◆ Directions:
Reproduce every line of the material below, but drop the pictures.

[START OF Data in this exercise]

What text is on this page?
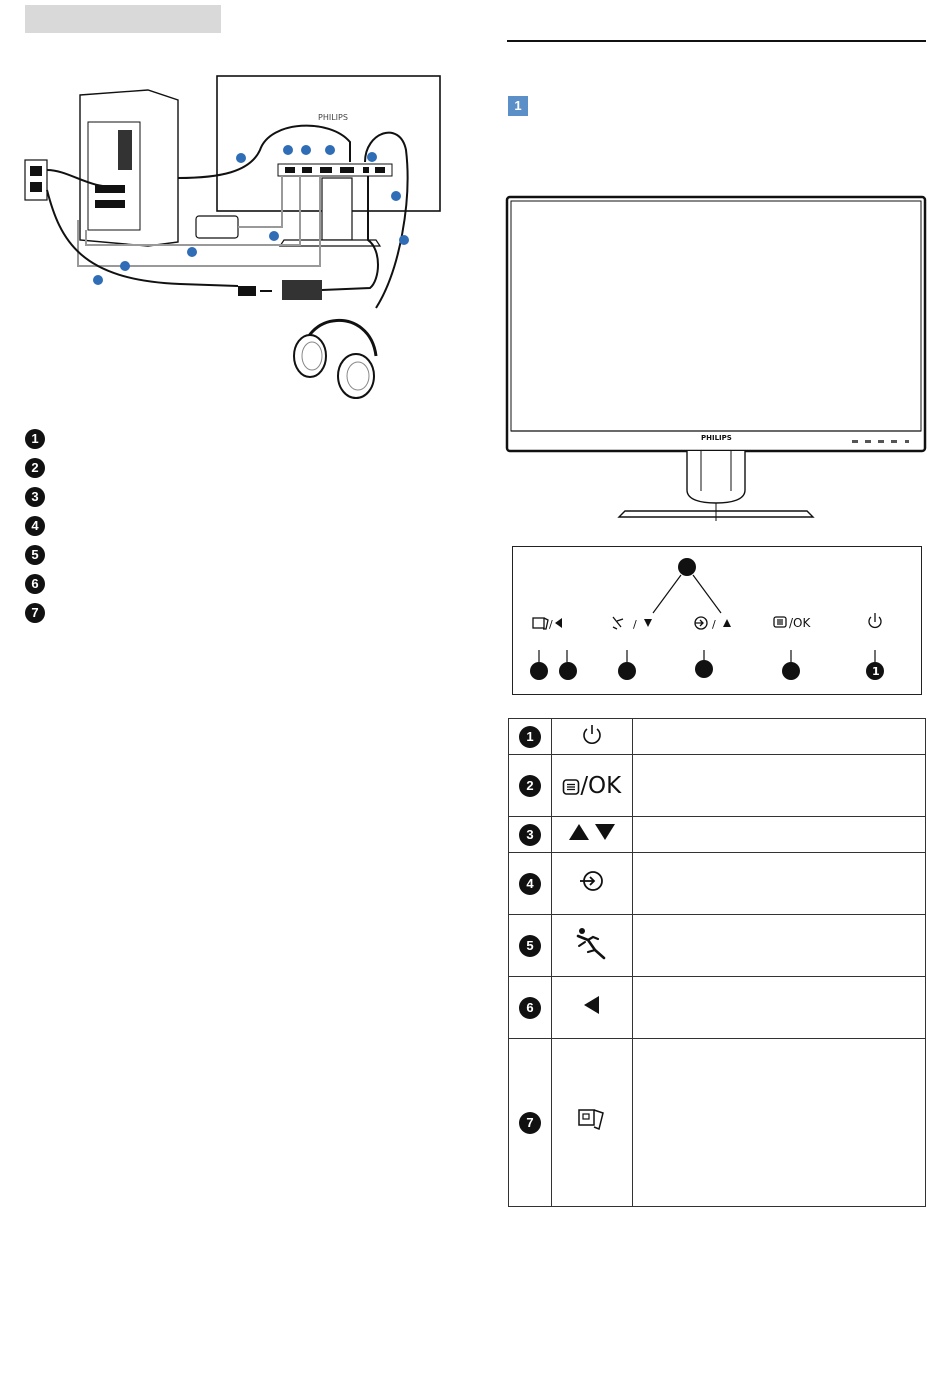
1
PHILIPS
1
2
3
4
5
6
7
PHILIPS
/	/	/	/OK
1
1		
2	/OK	
3		
4		
5		
6		
7		
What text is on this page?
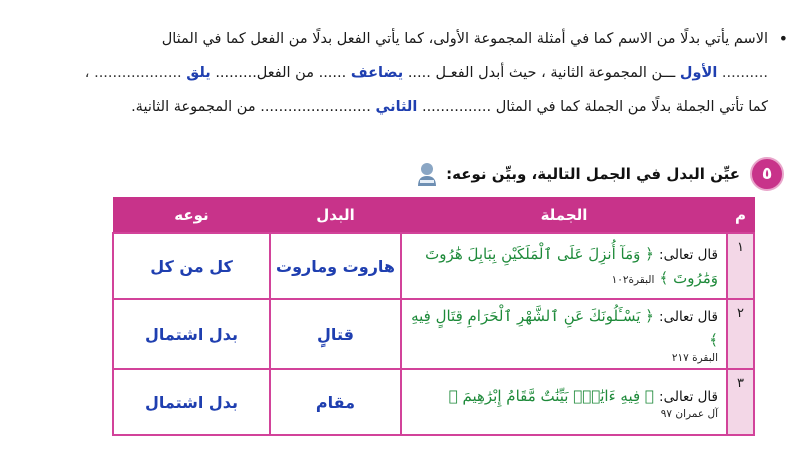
•
الاسم يأتي بدلًا من الاسم كما في أمثلة المجموعة الأولى، كما يأتي الفعل بدلًا من الفعل كما في المثال
.......... الأول ـــن المجموعة الثانية ، حيث أبدل الفعـل ..... يضاعف ...... من الفعل......... يلق ................... ،
كما تأتي الجملة بدلًا من الجملة كما في المثال ............... الثاني ........................ من المجموعة الثانية.
٥
عيِّن البدل في الجمل التالية، وبيِّن نوعه:
م	الجملة	البدل	نوعه
١	قال تعالى: ﴿ وَمَآ أُنزِلَ عَلَى ٱلْمَلَكَيْنِ بِبَابِلَ هَٰرُوتَ وَمَٰرُوتَ ﴾ البقرة١٠٢	هاروت وماروت	كل من كل
٢	قال تعالى: ﴿ يَسْـَٔلُونَكَ عَنِ ٱلشَّهْرِ ٱلْحَرَامِ قِتَالٍ فِيهِ ﴾
البقرة ٢١٧	قتالٍ	بدل اشتمال
٣	قال تعالى: ﴿ فِيهِ ءَايَٰتٌۢ بَيِّنَٰتٌ مَّقَامُ إِبْرَٰهِيمَ ﴾
آل عمران ٩٧	مقام	بدل اشتمال
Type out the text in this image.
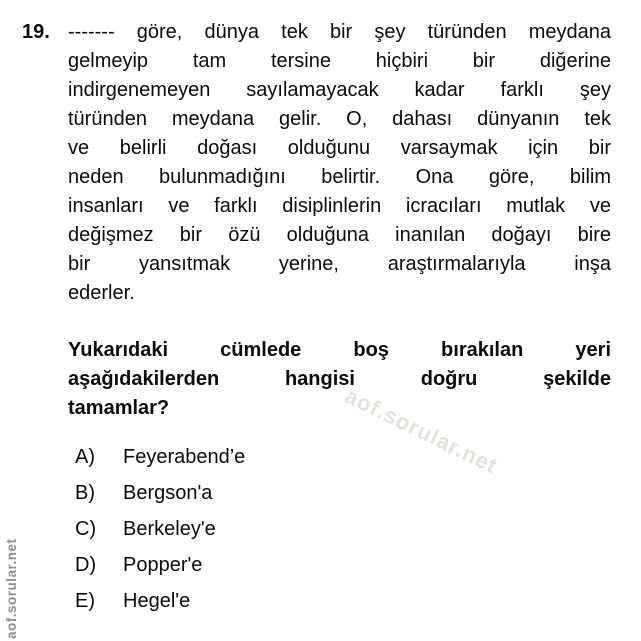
aof.sorular.net
aof.sorular.net
19. ------- göre, dünya tek bir şey türünden meydana
gelmeyip tam tersine hiçbiri bir diğerine
indirgenemeyen sayılamayacak kadar farklı şey
türünden meydana gelir. O, dahası dünyanın tek
ve belirli doğası olduğunu varsaymak için bir
neden bulunmadığını belirtir. Ona göre, bilim
insanları ve farklı disiplinlerin icracıları mutlak ve
değişmez bir özü olduğuna inanılan doğayı bire
bir yansıtmak yerine, araştırmalarıyla inşa
ederler.
Yukarıdaki cümlede boş bırakılan yeri
aşağıdakilerden hangisi doğru şekilde
tamamlar?
A) Feyerabend’e
B) Bergson'a
C) Berkeley'e
D) Popper'e
E) Hegel'e
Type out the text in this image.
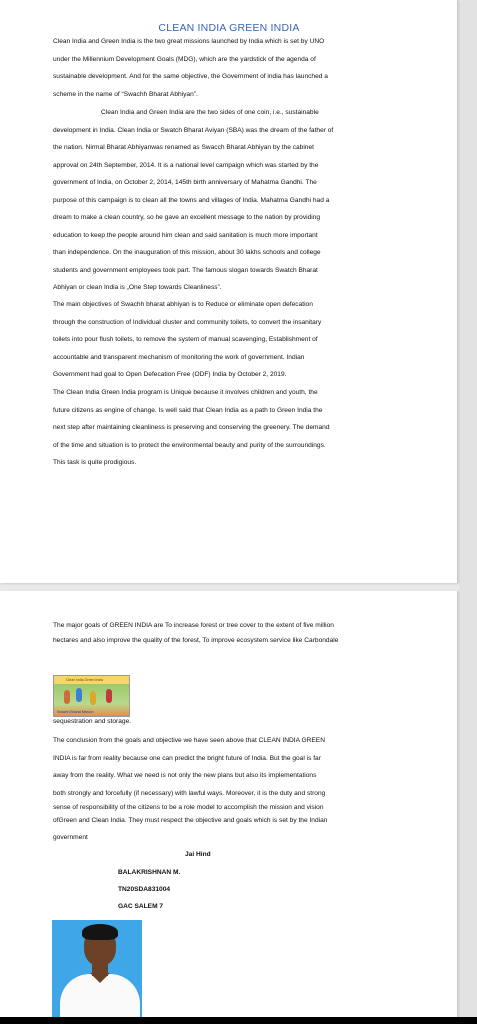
CLEAN INDIA GREEN INDIA
Clean India and Green India is the two great missions launched by India which is set by UNO
under the Millennium Development Goals (MDG), which are the yardstick of the agenda of
sustainable development. And for the same objective, the Government of india has launched a
scheme in the name of “Swachh Bharat Abhiyan”.
Clean India and Green India are the two sides of one coin, i.e., sustainable
development in India. Clean India or Swatch Bharat Aviyan (SBA) was the dream of the father of
the nation. Nirmal Bharat Abhiyanwas renamed as Swacch Bharat Abhiyan by the cabinet
approval on 24th September, 2014. It is a national level campaign which was started by the
government of India, on October 2, 2014, 145th birth anniversary of Mahatma Gandhi. The
purpose of this campaign is to clean all the towns and villages of India. Mahatma Gandhi had a
dream to make a clean country, so he gave an excellent message to the nation by providing
education to keep the people around him clean and said sanitation is much more important
than independence. On the inauguration of this mission, about 30 lakhs schools and college
students and government employees took part. The famous slogan towards Swatch Bharat
Abhiyan or clean India is „One Step towards Cleanliness”.
The main objectives of Swachh bharat abhiyan is to Reduce or eliminate open defecation
through the construction of Individual cluster and community toilets, to convert the insanitary
toilets into pour flush toilets, to remove the system of manual scavenging, Establishment of
accountable and transparent mechanism of monitoring the work of government. Indian
Government had goal to Open Defecation Free (ODF) India by October 2, 2019.
The Clean India Green India program is Unique because it involves children and youth, the
future citizens as engine of change. Is well said that Clean India as a path to Green India the
next step after maintaining cleanliness is preserving and conserving the greenery. The demand
of the time and situation is to protect the environmental beauty and purity of the surroundings.
This task is quite prodigious.
The major goals of GREEN INDIA are To increase forest or tree cover to the extent of five million
hectares and also improve the quality of the forest, To improve ecosystem service like Carbondale
sequestration and storage.
The conclusion from the goals and objective we have seen above that CLEAN INDIA GREEN
INDIA is far from reality because one can predict the bright future of India. But the goal is far
away from the reality. What we need is not only the new plans but also its implementations
both strongly and forcefully (if necessary) with lawful ways. Moreover, it is the duty and strong
sense of responsibility of the citizens to be a role model to accomplish the mission and vision
ofGreen and Clean India. They must respect the objective and goals which is set by the Indian
government
Clean India Green India
Swachh Bharat Mission
Jai Hind
BALAKRISHNAN M.
TN20SDA831004
GAC SALEM 7
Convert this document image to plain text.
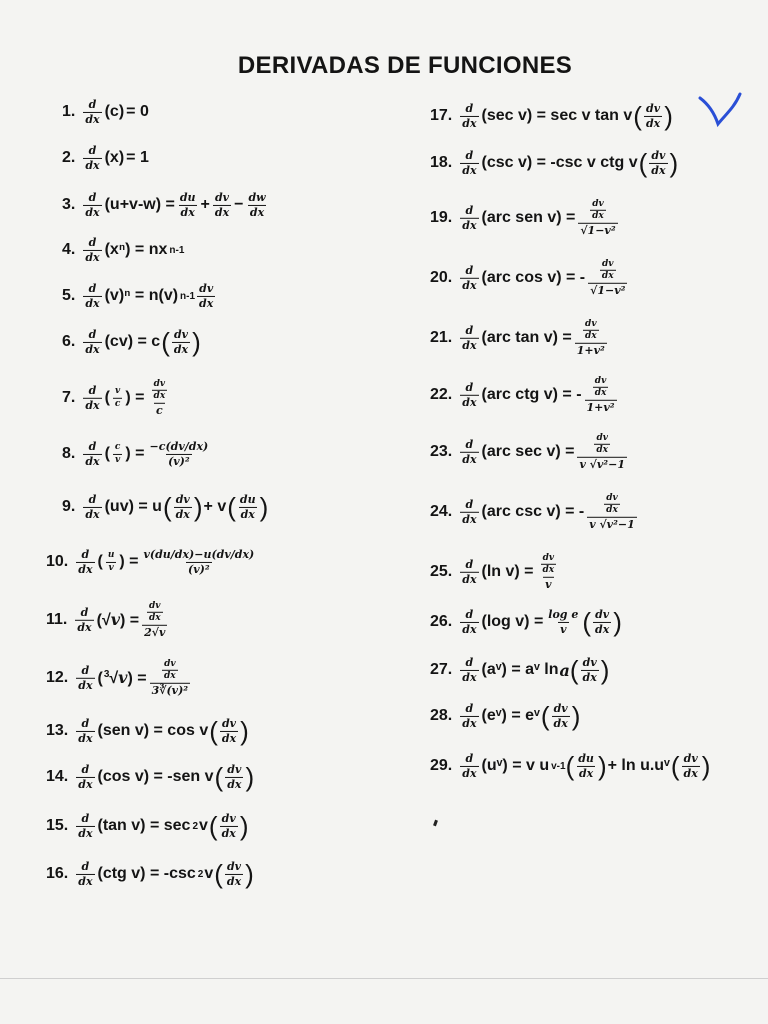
DERIVADAS DE FUNCIONES
1. $\frac{d}{dx} (c) = 0$
2. $\frac{d}{dx} (x) = 1$
3. $\frac{d}{dx} (u+v-w) = \frac{du}{dx} + \frac{dv}{dx} - \frac{dw}{dx}$
4. $\frac{d}{dx} (x^n)$ = nx n-1
5. $\frac{d}{dx} (v)^n = n(v)$ $n-1 \frac{dv}{dx}$
6. $\frac{d}{dx} (cv) = c$ ( $\frac{dv}{dx}$ )
7. $\frac{d}{dx}$ ( $\frac{v}{c}$ ) = $\frac{\frac{dv}{dx}}{c}$
8. $\frac{d}{dx}$ ( $\frac{c}{v}$ ) = $\frac{-c(dv/dx)}{\text{(v)²}}$
9. $\frac{d}{dx} (uv) = u$ ( $\frac{dv}{dx}$ ) + v ( $\frac{du}{dx}$ )
10. $\frac{d}{dx}$ ( $\frac{u}{v}$ ) = $\frac{v(du/dx)-u(dv/dx)}{\text{(v)²}}$
11. $\frac{d}{dx} (√v) = \frac{\frac{dv}{dx}}{2√v}$
12. $\frac{d}{dx} (^3√v) = \frac{\frac{dv}{dx}}{\text{3∛(v)²}}$
13. $\frac{d}{dx} (sen$ v) = cos v ( $\frac{dv}{dx}$ )
14. $\frac{d}{dx} (\cos$ v) = -sen v ( $\frac{dv}{dx}$ )
15. $\frac{d}{dx} (\tan$ v) = sec 2 v ( $\frac{dv}{dx}$ )
16. $\frac{d}{dx} (ctg$ v) = -csc 2 v ( $\frac{dv}{dx}$ )
17. $\frac{d}{dx} (\sec$ v) = sec v tan v ( $\frac{dv}{dx}$ )
18. $\frac{d}{dx} (\csc$ v) = -csc v ctg v ( $\frac{dv}{dx}$ )
19. $\frac{d}{dx} (arc$ sen $v) = \frac{\frac{dv}{dx}}{\text{√1−v²}}$
20. $\frac{d}{dx} (arc$ cos v) = - $\frac{\frac{dv}{dx}}{\text{√1−v²}}$
21. $\frac{d}{dx} (arc$ $\tan v) = \frac{\frac{dv}{dx}}{\text{1+v²}}$
22. $\frac{d}{dx} (arc$ ctg v) = - $\frac{\frac{dv}{dx}}{\text{1+v²}}$
23. $\frac{d}{dx} (arc$ $\sec v) = \frac{\frac{dv}{dx}}{\text{v √v²−1}}$
24. $\frac{d}{dx} (arc$ csc v) = - $\frac{\frac{dv}{dx}}{\text{v √v²−1}}$
25. $\frac{d}{dx} (\ln$ $v) = \frac{\frac{dv}{dx}}{v}$
26. $\frac{d}{dx} (\log$ $v) = \frac{\text{log e}}{v}$ ( $\frac{dv}{dx}$ )
27. $\frac{d}{dx}$ (aᵛ) = aᵛ ln a ( $\frac{dv}{dx}$ )
28. $\frac{d}{dx}$ (eᵛ) = eᵛ ( $\frac{dv}{dx}$ )
29. $\frac{d}{dx}$ (uᵛ) = v u v-1 ( $\frac{du}{dx}$ ) + ln u.uᵛ ( $\frac{dv}{dx}$ )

[END OF Data in this exercise]

◆ Correct answer:
What text is on this page?
1
PHILIPS
1
2
3
4
5
6
7
PHILIPS
/	/	/	/OK
1
1		
2	/OK	
3		
4		
5		
6		
7		
What text is on this page?
•
الاسم يأتي بدلًا من الاسم كما في أمثلة المجموعة الأولى، كما يأتي الفعل بدلًا من الفعل كما في المثال
.......... الأول ـــن المجموعة الثانية ، حيث أبدل الفعـل ..... يضاعف ...... من الفعل......... يلق ................... ،
كما تأتي الجملة بدلًا من الجملة كما في المثال ............... الثاني ........................ من المجموعة الثانية.
٥
عيِّن البدل في الجمل التالية، وبيِّن نوعه:
م	الجملة	البدل	نوعه
١	قال تعالى: ﴿ وَمَآ أُنزِلَ عَلَى ٱلْمَلَكَيْنِ بِبَابِلَ هَٰرُوتَ وَمَٰرُوتَ ﴾ البقرة١٠٢	هاروت وماروت	كل من كل
٢	قال تعالى: ﴿ يَسْـَٔلُونَكَ عَنِ ٱلشَّهْرِ ٱلْحَرَامِ قِتَالٍ فِيهِ ﴾
البقرة ٢١٧	قتالٍ	بدل اشتمال
٣	قال تعالى: ﴿ فِيهِ ءَايَٰتٌۢ بَيِّنَٰتٌ مَّقَامُ إِبْرَٰهِيمَ ﴾
آل عمران ٩٧	مقام	بدل اشتمال
Type out the text in this image.
aof.sorular.net
aof.sorular.net
19. ------- göre, dünya tek bir şey türünden meydana
gelmeyip tam tersine hiçbiri bir diğerine
indirgenemeyen sayılamayacak kadar farklı şey
türünden meydana gelir. O, dahası dünyanın tek
ve belirli doğası olduğunu varsaymak için bir
neden bulunmadığını belirtir. Ona göre, bilim
insanları ve farklı disiplinlerin icracıları mutlak ve
değişmez bir özü olduğuna inanılan doğayı bire
bir yansıtmak yerine, araştırmalarıyla inşa
ederler.
Yukarıdaki cümlede boş bırakılan yeri
aşağıdakilerden hangisi doğru şekilde
tamamlar?
A) Feyerabend’e
B) Bergson'a
C) Berkeley'e
D) Popper'e
E) Hegel'e
Type out the text in this image.
CLEAN INDIA GREEN INDIA
Clean India and Green India is the two great missions launched by India which is set by UNO
under the Millennium Development Goals (MDG), which are the yardstick of the agenda of
sustainable development. And for the same objective, the Government of india has launched a
scheme in the name of “Swachh Bharat Abhiyan”.
Clean India and Green India are the two sides of one coin, i.e., sustainable
development in India. Clean India or Swatch Bharat Aviyan (SBA) was the dream of the father of
the nation. Nirmal Bharat Abhiyanwas renamed as Swacch Bharat Abhiyan by the cabinet
approval on 24th September, 2014. It is a national level campaign which was started by the
government of India, on October 2, 2014, 145th birth anniversary of Mahatma Gandhi. The
purpose of this campaign is to clean all the towns and villages of India. Mahatma Gandhi had a
dream to make a clean country, so he gave an excellent message to the nation by providing
education to keep the people around him clean and said sanitation is much more important
than independence. On the inauguration of this mission, about 30 lakhs schools and college
students and government employees took part. The famous slogan towards Swatch Bharat
Abhiyan or clean India is „One Step towards Cleanliness”.
The main objectives of Swachh bharat abhiyan is to Reduce or eliminate open defecation
through the construction of Individual cluster and community toilets, to convert the insanitary
toilets into pour flush toilets, to remove the system of manual scavenging, Establishment of
accountable and transparent mechanism of monitoring the work of government. Indian
Government had goal to Open Defecation Free (ODF) India by October 2, 2019.
The Clean India Green India program is Unique because it involves children and youth, the
future citizens as engine of change. Is well said that Clean India as a path to Green India the
next step after maintaining cleanliness is preserving and conserving the greenery. The demand
of the time and situation is to protect the environmental beauty and purity of the surroundings.
This task is quite prodigious.
The major goals of GREEN INDIA are To increase forest or tree cover to the extent of five million
hectares and also improve the quality of the forest, To improve ecosystem service like Carbondale
sequestration and storage.
The conclusion from the goals and objective we have seen above that CLEAN INDIA GREEN
INDIA is far from reality because one can predict the bright future of India. But the goal is far
away from the reality. What we need is not only the new plans but also its implementations
both strongly and forcefully (if necessary) with lawful ways. Moreover, it is the duty and strong
sense of responsibility of the citizens to be a role model to accomplish the mission and vision
ofGreen and Clean India. They must respect the objective and goals which is set by the Indian
government
Clean India Green India
Swachh Bharat Mission
Jai Hind
BALAKRISHNAN M.
TN20SDA831004
GAC SALEM 7
Convert this document image to plain text.
DERIVADAS DE FUNCIONES
1. $\frac{d}{dx} (c) = 0$
2. $\frac{d}{dx} (x) = 1$
3. $\frac{d}{dx} (u+v-w) = \frac{du}{dx} + \frac{dv}{dx} - \frac{dw}{dx}$
4. $\frac{d}{dx} (x^n)$ = nx n-1
5. $\frac{d}{dx} (v)^n = n(v)$ $n-1 \frac{dv}{dx}$
6. $\frac{d}{dx} (cv) = c$ ( $\frac{dv}{dx}$ )
7. $\frac{d}{dx}$ ( $\frac{v}{c}$ ) = $\frac{\frac{dv}{dx}}{c}$
8. $\frac{d}{dx}$ ( $\frac{c}{v}$ ) = $\frac{-c(dv/dx)}{\text{(v)²}}$
9. $\frac{d}{dx} (uv) = u$ ( $\frac{dv}{dx}$ ) + v ( $\frac{du}{dx}$ )
10. $\frac{d}{dx}$ ( $\frac{u}{v}$ ) = $\frac{v(du/dx)-u(dv/dx)}{\text{(v)²}}$
11. $\frac{d}{dx} (√v) = \frac{\frac{dv}{dx}}{2√v}$
12. $\frac{d}{dx} (^3√v) = \frac{\frac{dv}{dx}}{\text{3∛(v)²}}$
13. $\frac{d}{dx} (sen$ v) = cos v ( $\frac{dv}{dx}$ )
14. $\frac{d}{dx} (\cos$ v) = -sen v ( $\frac{dv}{dx}$ )
15. $\frac{d}{dx} (\tan$ v) = sec 2 v ( $\frac{dv}{dx}$ )
16. $\frac{d}{dx} (ctg$ v) = -csc 2 v ( $\frac{dv}{dx}$ )
17. $\frac{d}{dx} (\sec$ v) = sec v tan v ( $\frac{dv}{dx}$ )
18. $\frac{d}{dx} (\csc$ v) = -csc v ctg v ( $\frac{dv}{dx}$ )
19. $\frac{d}{dx} (arc$ sen $v) = \frac{\frac{dv}{dx}}{\text{√1−v²}}$
20. $\frac{d}{dx} (arc$ cos v) = - $\frac{\frac{dv}{dx}}{\text{√1−v²}}$
21. $\frac{d}{dx} (arc$ $\tan v) = \frac{\frac{dv}{dx}}{\text{1+v²}}$
22. $\frac{d}{dx} (arc$ ctg v) = - $\frac{\frac{dv}{dx}}{\text{1+v²}}$
23. $\frac{d}{dx} (arc$ $\sec v) = \frac{\frac{dv}{dx}}{\text{v √v²−1}}$
24. $\frac{d}{dx} (arc$ csc v) = - $\frac{\frac{dv}{dx}}{\text{v √v²−1}}$
25. $\frac{d}{dx} (\ln$ $v) = \frac{\frac{dv}{dx}}{v}$
26. $\frac{d}{dx} (\log$ $v) = \frac{\text{log e}}{v}$ ( $\frac{dv}{dx}$ )
27. $\frac{d}{dx}$ (aᵛ) = aᵛ ln a ( $\frac{dv}{dx}$ )
28. $\frac{d}{dx}$ (eᵛ) = eᵛ ( $\frac{dv}{dx}$ )
29. $\frac{d}{dx}$ (uᵛ) = v u v-1 ( $\frac{du}{dx}$ ) + ln u.uᵛ ( $\frac{dv}{dx}$ )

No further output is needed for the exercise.